#### [THE TASK]
Below are records; count the lines that contain "四个带头" and give only the total.

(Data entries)
++++++++++

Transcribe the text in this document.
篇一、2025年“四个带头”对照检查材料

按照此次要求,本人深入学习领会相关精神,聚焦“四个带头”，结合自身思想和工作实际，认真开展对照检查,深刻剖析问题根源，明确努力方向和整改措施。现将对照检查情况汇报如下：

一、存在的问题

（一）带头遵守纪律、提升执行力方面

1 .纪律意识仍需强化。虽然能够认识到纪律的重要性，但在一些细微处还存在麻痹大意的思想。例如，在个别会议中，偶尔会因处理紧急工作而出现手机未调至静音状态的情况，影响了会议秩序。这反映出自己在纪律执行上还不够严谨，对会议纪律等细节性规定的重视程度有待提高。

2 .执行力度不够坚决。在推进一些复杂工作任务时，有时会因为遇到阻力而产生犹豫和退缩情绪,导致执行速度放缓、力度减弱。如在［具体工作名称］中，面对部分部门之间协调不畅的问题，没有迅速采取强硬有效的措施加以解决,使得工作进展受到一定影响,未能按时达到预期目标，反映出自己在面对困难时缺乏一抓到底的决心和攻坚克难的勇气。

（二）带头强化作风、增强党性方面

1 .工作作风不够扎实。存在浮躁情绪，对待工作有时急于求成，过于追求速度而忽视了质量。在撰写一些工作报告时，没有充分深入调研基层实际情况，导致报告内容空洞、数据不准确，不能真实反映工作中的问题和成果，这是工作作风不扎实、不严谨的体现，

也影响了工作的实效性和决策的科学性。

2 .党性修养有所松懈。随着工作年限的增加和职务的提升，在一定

++++++++++

#### [FINISHED TASK]
2